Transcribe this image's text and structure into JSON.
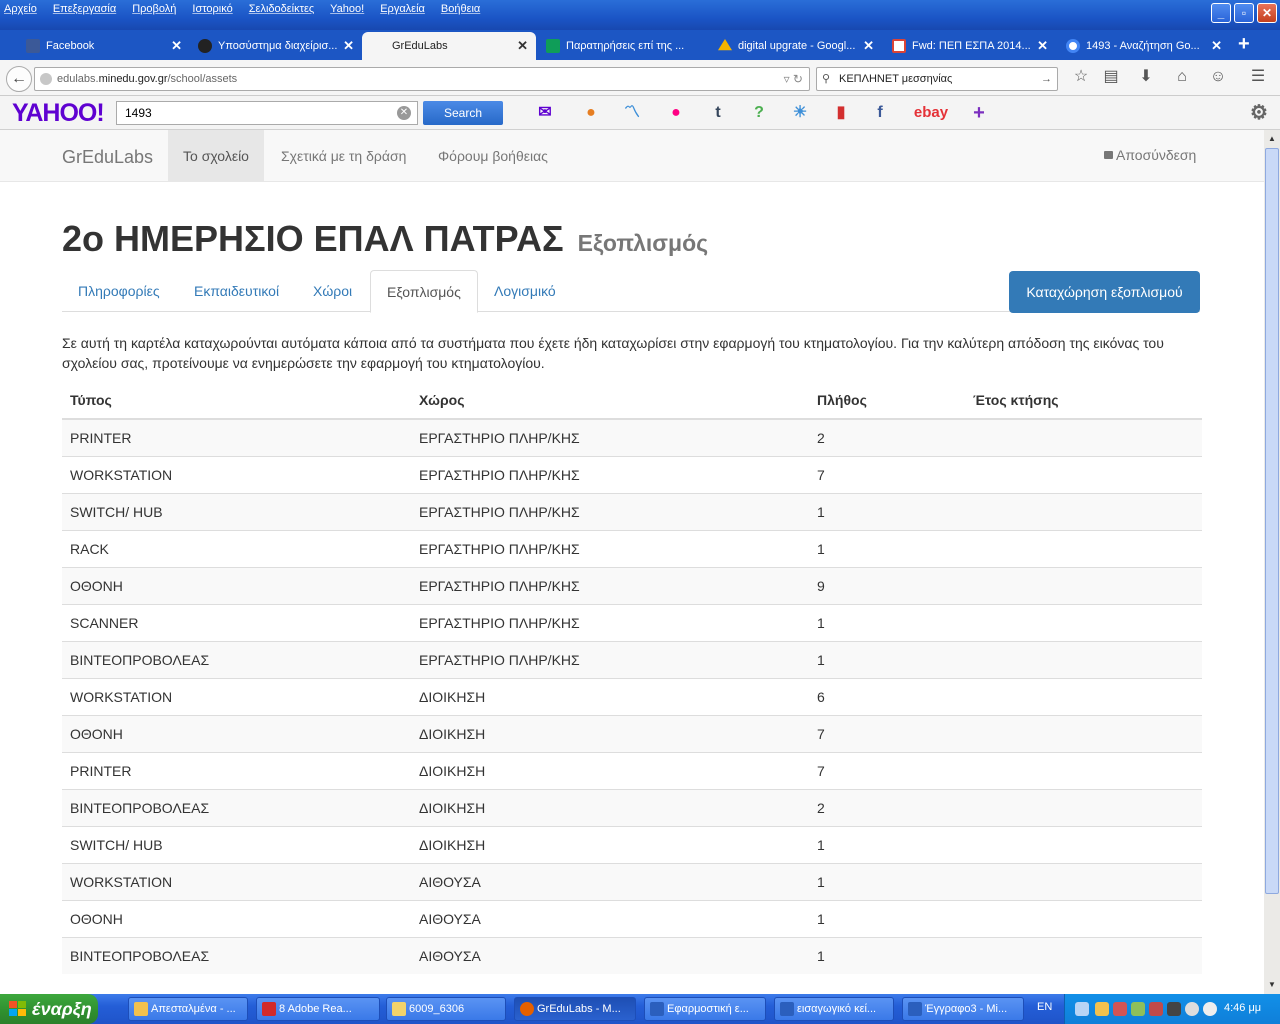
{
  "browser": {
    "menu": [
      "Αρχείο",
      "Επεξεργασία",
      "Προβολή",
      "Ιστορικό",
      "Σελιδοδείκτες",
      "Yahoo!",
      "Εργαλεία",
      "Βοήθεια"
    ],
    "tabs": [
      {
        "label": "Facebook",
        "icon_color": "#3b5998"
      },
      {
        "label": "Υποσύστημα διαχείρισ...",
        "icon_color": "#222222"
      },
      {
        "label": "GrEduLabs",
        "icon_color": ""
      },
      {
        "label": "Παρατηρήσεις επί της ...",
        "icon_color": "#0f9d58"
      },
      {
        "label": "digital upgrate - Googl...",
        "icon_color": "#f4b400"
      },
      {
        "label": "Fwd: ΠΕΠ ΕΣΠΑ 2014...",
        "icon_color": "#db4437"
      },
      {
        "label": "1493 - Αναζήτηση Go...",
        "icon_color": "#4285f4"
      }
    ],
    "new_tab_label": "+",
    "url_prefix": "edulabs.",
    "url_domain": "minedu.gov.gr",
    "url_path": "/school/assets",
    "search_value": "ΚΕΠΛΗΝΕΤ μεσσηνίας"
  },
  "yahoo": {
    "logo": "YAHOO!",
    "search_value": "1493",
    "search_button": "Search"
  },
  "site": {
    "brand": "GrEduLabs",
    "nav": [
      "Το σχολείο",
      "Σχετικά με τη δράση",
      "Φόρουμ βοήθειας"
    ],
    "logout": "Αποσύνδεση"
  },
  "page": {
    "title": "2ο ΗΜΕΡΗΣΙΟ ΕΠΑΛ ΠΑΤΡΑΣ",
    "subtitle": "Εξοπλισμός",
    "tabs": [
      "Πληροφορίες",
      "Εκπαιδευτικοί",
      "Χώροι",
      "Εξοπλισμός",
      "Λογισμικό"
    ],
    "add_button": "Καταχώρηση εξοπλισμού",
    "description": "Σε αυτή τη καρτέλα καταχωρούνται αυτόματα κάποια από τα συστήματα που έχετε ήδη καταχωρίσει στην εφαρμογή του κτηματολογίου. Για την καλύτερη απόδοση της εικόνας του σχολείου σας, προτείνουμε να ενημερώσετε την εφαρμογή του κτηματολογίου.",
    "table": {
      "headers": [
        "Τύπος",
        "Χώρος",
        "Πλήθος",
        "Έτος κτήσης"
      ],
      "rows": [
        [
          "PRINTER",
          "ΕΡΓΑΣΤΗΡΙΟ ΠΛΗΡ/ΚΗΣ",
          "2",
          ""
        ],
        [
          "WORKSTATION",
          "ΕΡΓΑΣΤΗΡΙΟ ΠΛΗΡ/ΚΗΣ",
          "7",
          ""
        ],
        [
          "SWITCH/ HUB",
          "ΕΡΓΑΣΤΗΡΙΟ ΠΛΗΡ/ΚΗΣ",
          "1",
          ""
        ],
        [
          "RACK",
          "ΕΡΓΑΣΤΗΡΙΟ ΠΛΗΡ/ΚΗΣ",
          "1",
          ""
        ],
        [
          "ΟΘΟΝΗ",
          "ΕΡΓΑΣΤΗΡΙΟ ΠΛΗΡ/ΚΗΣ",
          "9",
          ""
        ],
        [
          "SCANNER",
          "ΕΡΓΑΣΤΗΡΙΟ ΠΛΗΡ/ΚΗΣ",
          "1",
          ""
        ],
        [
          "ΒΙΝΤΕΟΠΡΟΒΟΛΕΑΣ",
          "ΕΡΓΑΣΤΗΡΙΟ ΠΛΗΡ/ΚΗΣ",
          "1",
          ""
        ],
        [
          "WORKSTATION",
          "ΔΙΟΙΚΗΣΗ",
          "6",
          ""
        ],
        [
          "ΟΘΟΝΗ",
          "ΔΙΟΙΚΗΣΗ",
          "7",
          ""
        ],
        [
          "PRINTER",
          "ΔΙΟΙΚΗΣΗ",
          "7",
          ""
        ],
        [
          "ΒΙΝΤΕΟΠΡΟΒΟΛΕΑΣ",
          "ΔΙΟΙΚΗΣΗ",
          "2",
          ""
        ],
        [
          "SWITCH/ HUB",
          "ΔΙΟΙΚΗΣΗ",
          "1",
          ""
        ],
        [
          "WORKSTATION",
          "ΑΙΘΟΥΣΑ",
          "1",
          ""
        ],
        [
          "ΟΘΟΝΗ",
          "ΑΙΘΟΥΣΑ",
          "1",
          ""
        ],
        [
          "ΒΙΝΤΕΟΠΡΟΒΟΛΕΑΣ",
          "ΑΙΘΟΥΣΑ",
          "1",
          ""
        ]
      ]
    }
  },
  "taskbar": {
    "start_label": "έναρξη",
    "items": [
      {
        "label": "Απεσταλμένα - ...",
        "icon_color": "#f2c14e"
      },
      {
        "label": "8 Adobe Rea...",
        "icon_color": "#d12a2a"
      },
      {
        "label": "6009_6306",
        "icon_color": "#f2d36b"
      },
      {
        "label": "GrEduLabs - M...",
        "icon_color": "#e66000"
      },
      {
        "label": "Εφαρμοστική ε...",
        "icon_color": "#2b5fbd"
      },
      {
        "label": "εισαγωγικό κεί...",
        "icon_color": "#2b5fbd"
      },
      {
        "label": "Έγγραφο3 - Mi...",
        "icon_color": "#2b5fbd"
      }
    ],
    "language": "EN",
    "clock": "4:46 μμ"
  }
}
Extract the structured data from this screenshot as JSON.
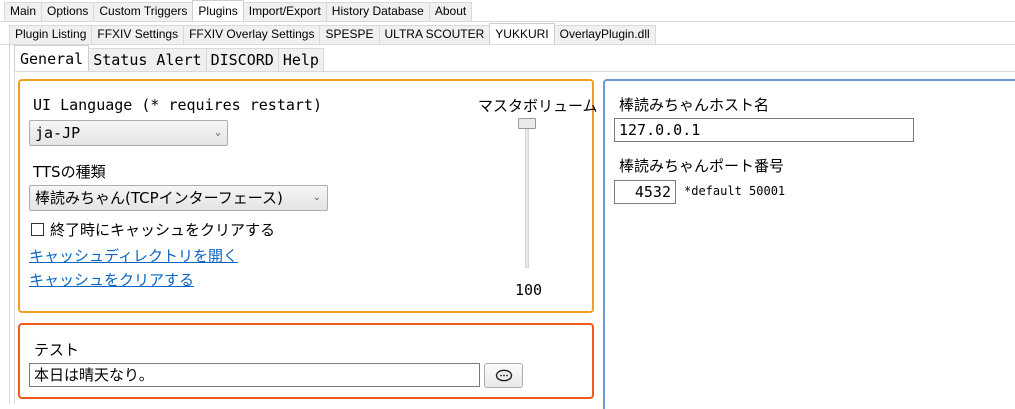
{
  "top_tabs": [
    {
      "label": "Main"
    },
    {
      "label": "Options"
    },
    {
      "label": "Custom Triggers"
    },
    {
      "label": "Plugins",
      "active": true
    },
    {
      "label": "Import/Export"
    },
    {
      "label": "History Database"
    },
    {
      "label": "About"
    }
  ],
  "plugin_tabs": [
    {
      "label": "Plugin Listing"
    },
    {
      "label": "FFXIV Settings"
    },
    {
      "label": "FFXIV Overlay Settings"
    },
    {
      "label": "SPESPE"
    },
    {
      "label": "ULTRA SCOUTER"
    },
    {
      "label": "YUKKURI",
      "active": true
    },
    {
      "label": "OverlayPlugin.dll"
    }
  ],
  "yukkuri_tabs": [
    {
      "label": "General",
      "active": true
    },
    {
      "label": "Status Alert"
    },
    {
      "label": "DISCORD"
    },
    {
      "label": "Help"
    }
  ],
  "settings": {
    "ui_language_label": "UI Language (* requires restart)",
    "ui_language_value": "ja-JP",
    "tts_label": "TTSの種類",
    "tts_value": "棒読みちゃん(TCPインターフェース)",
    "clear_cache_on_exit_label": "終了時にキャッシュをクリアする",
    "clear_cache_on_exit_checked": false,
    "open_cache_dir_link": "キャッシュディレクトリを開く",
    "clear_cache_link": "キャッシュをクリアする",
    "master_volume_label": "マスタボリューム",
    "master_volume_value": "100"
  },
  "test": {
    "label": "テスト",
    "input_value": "本日は晴天なり。"
  },
  "host": {
    "host_label": "棒読みちゃんホスト名",
    "host_value": "127.0.0.1",
    "port_label": "棒読みちゃんポート番号",
    "port_value": "4532",
    "port_default_note": "*default 50001"
  },
  "icons": {
    "speak_button_icon": "speech-bubble-icon",
    "dropdown_icon": "chevron-down-icon"
  },
  "colors": {
    "settings_border": "#f0a020",
    "test_border": "#f05a1e",
    "host_border": "#6a9ad6",
    "link": "#0a66c2"
  }
}
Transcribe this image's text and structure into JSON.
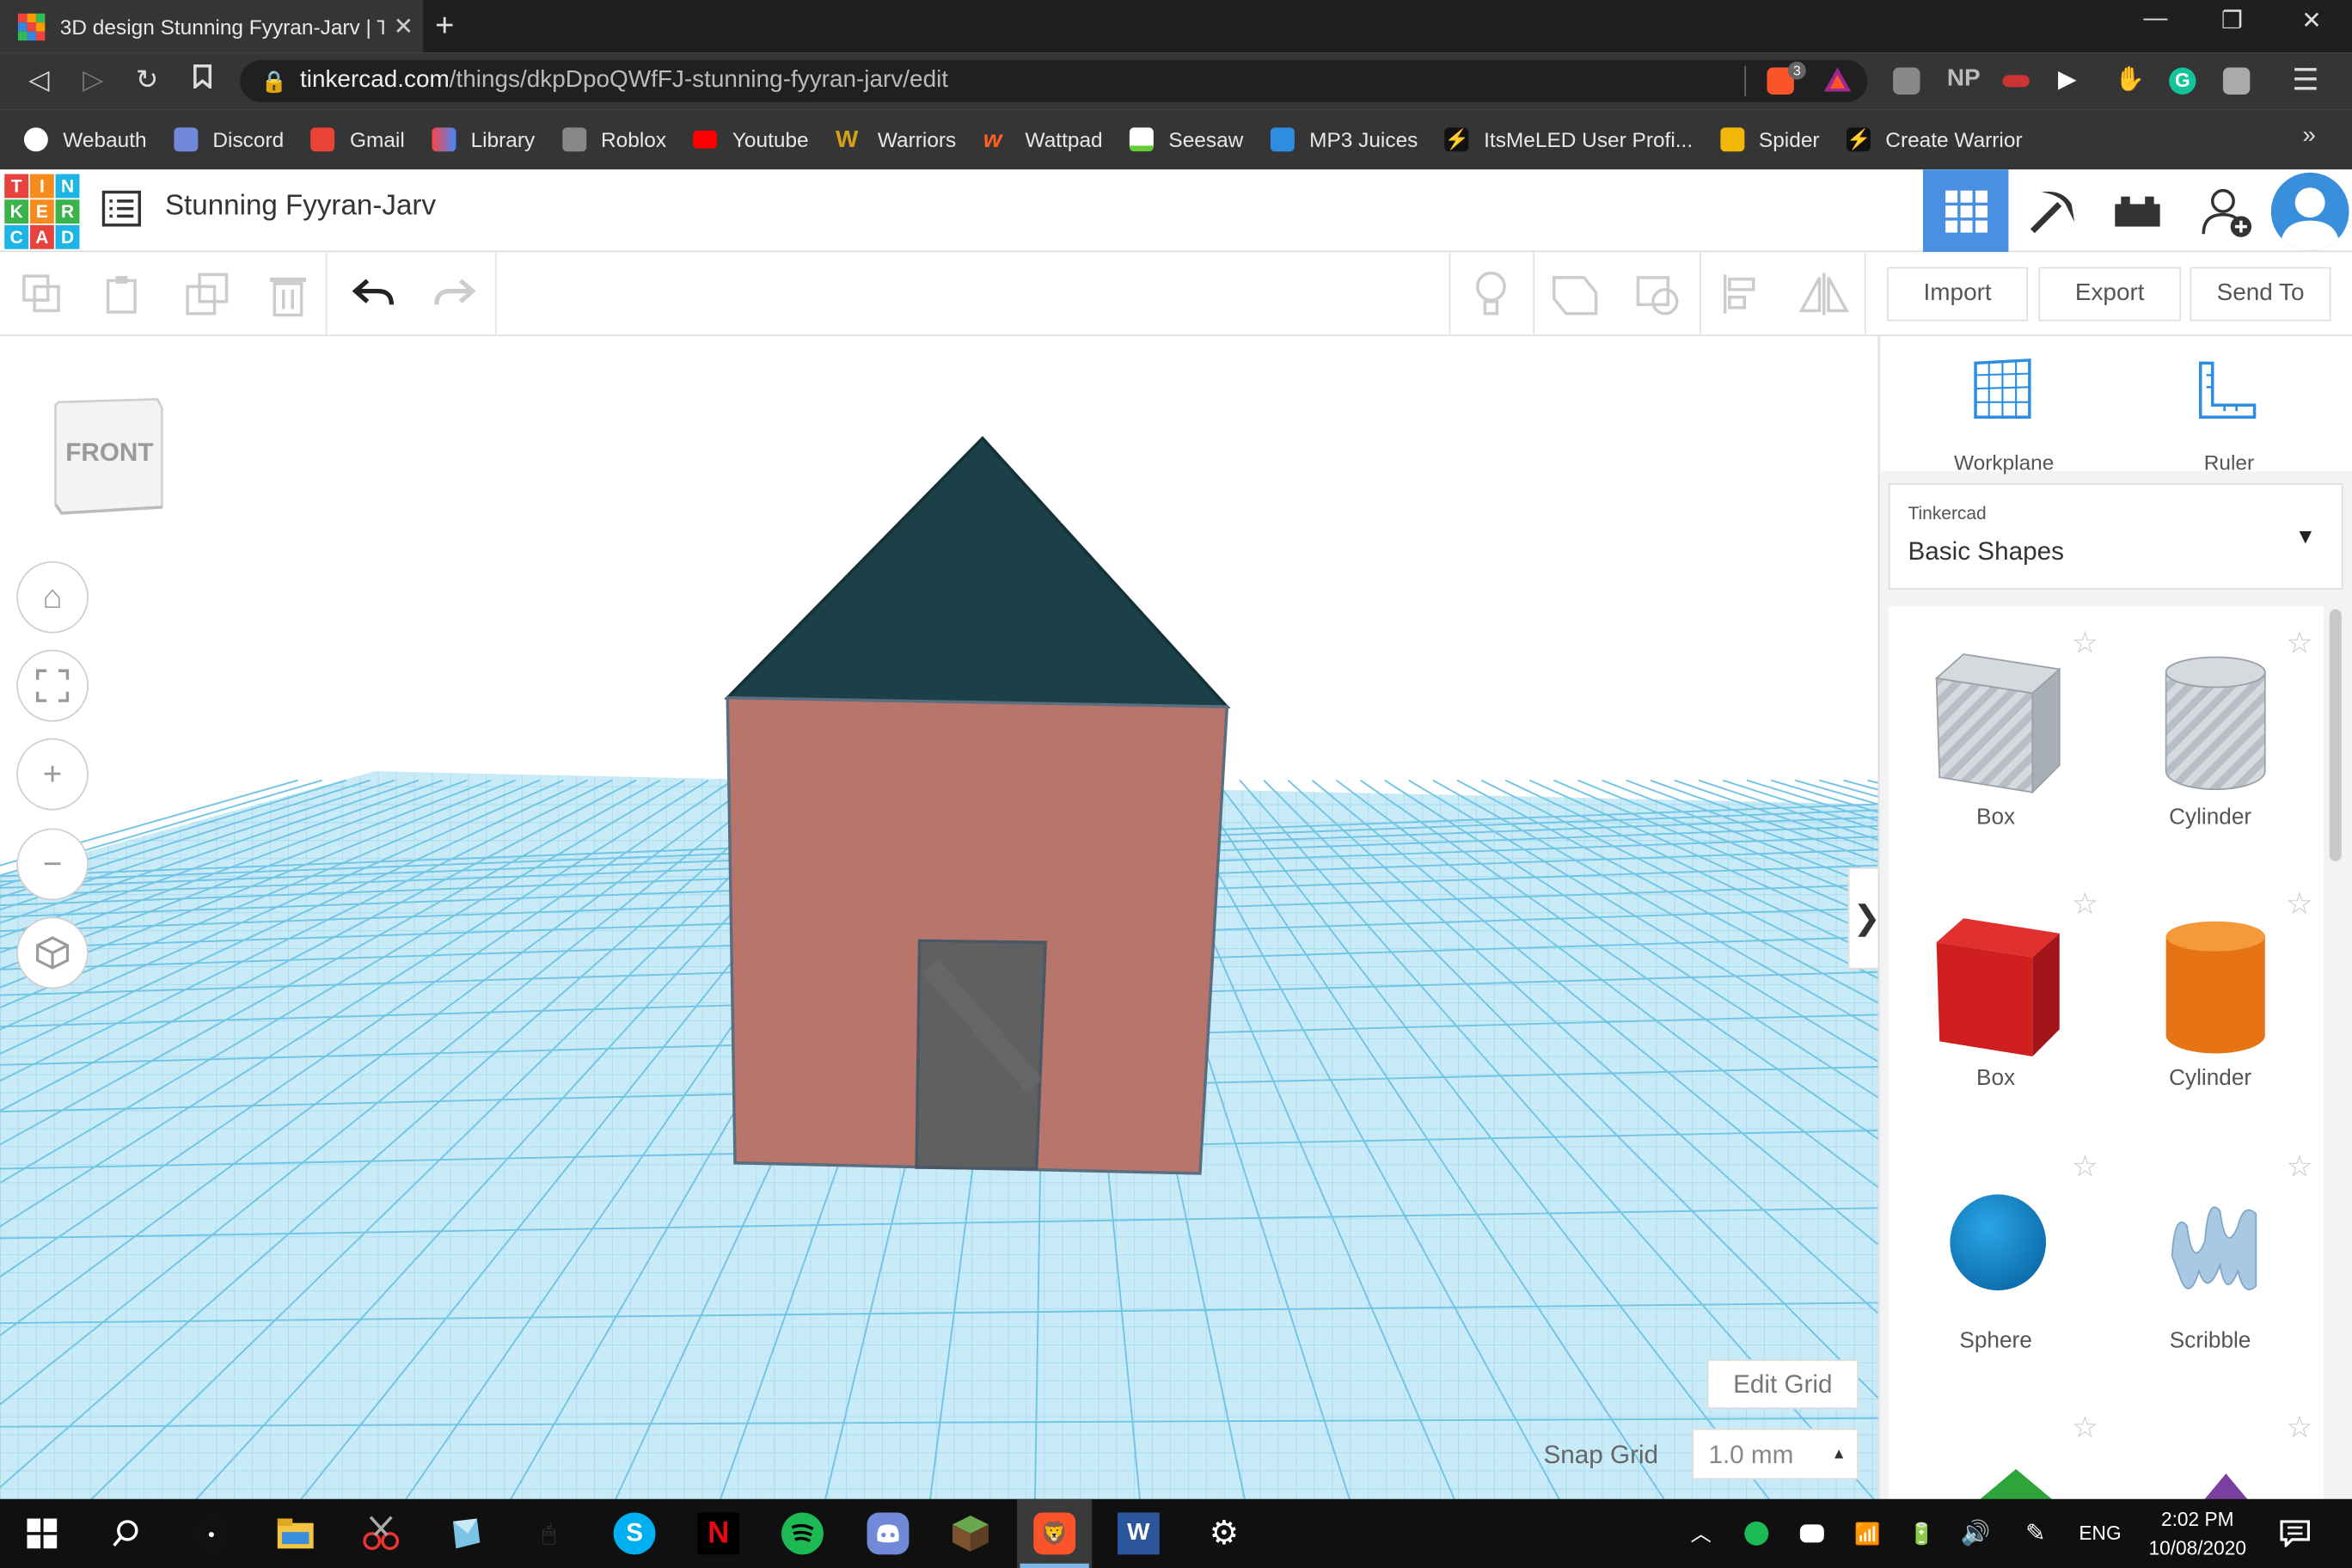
{
  "browser": {
    "tab_title": "3D design Stunning Fyyran-Jarv | T",
    "new_tab": "+",
    "url_domain": "tinkercad.com",
    "url_path": "/things/dkpDpoQWfFJ-stunning-fyyran-jarv/edit",
    "brave_badge": "3",
    "ext_np": "NP",
    "ext_grammarly": "G",
    "bookmarks": [
      "Webauth",
      "Discord",
      "Gmail",
      "Library",
      "Roblox",
      "Youtube",
      "Warriors",
      "Wattpad",
      "Seesaw",
      "MP3 Juices",
      "ItsMeLED User Profi...",
      "Spider",
      "Create Warrior"
    ],
    "more": "»"
  },
  "app": {
    "logo": [
      "T",
      "I",
      "N",
      "K",
      "E",
      "R",
      "C",
      "A",
      "D"
    ],
    "title": "Stunning Fyyran-Jarv",
    "colors": {
      "accent": "#3a8fdd",
      "grid_active": "#4a90e2"
    }
  },
  "toolbar": {
    "import": "Import",
    "export": "Export",
    "send_to": "Send To"
  },
  "viewport": {
    "view_cube": "FRONT",
    "edit_grid": "Edit Grid",
    "snap_grid_label": "Snap Grid",
    "snap_grid_value": "1.0 mm",
    "colors": {
      "roof": "#1b4048",
      "wall": "#b8756c",
      "door": "#606060",
      "grid": "#72c4e4"
    }
  },
  "panel": {
    "workplane": "Workplane",
    "ruler": "Ruler",
    "library_small": "Tinkercad",
    "library_name": "Basic Shapes",
    "shapes": [
      {
        "label": "Box",
        "icon": "box-hole-icon"
      },
      {
        "label": "Cylinder",
        "icon": "cylinder-hole-icon"
      },
      {
        "label": "Box",
        "icon": "box-red-icon"
      },
      {
        "label": "Cylinder",
        "icon": "cylinder-orange-icon"
      },
      {
        "label": "Sphere",
        "icon": "sphere-icon"
      },
      {
        "label": "Scribble",
        "icon": "scribble-icon"
      }
    ]
  },
  "taskbar": {
    "lang": "ENG",
    "time": "2:02 PM",
    "date": "10/08/2020"
  }
}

* * * * *

* [Task directions]
Return only the number of lines in the data above that include the word "hole".

* [Written answer]
2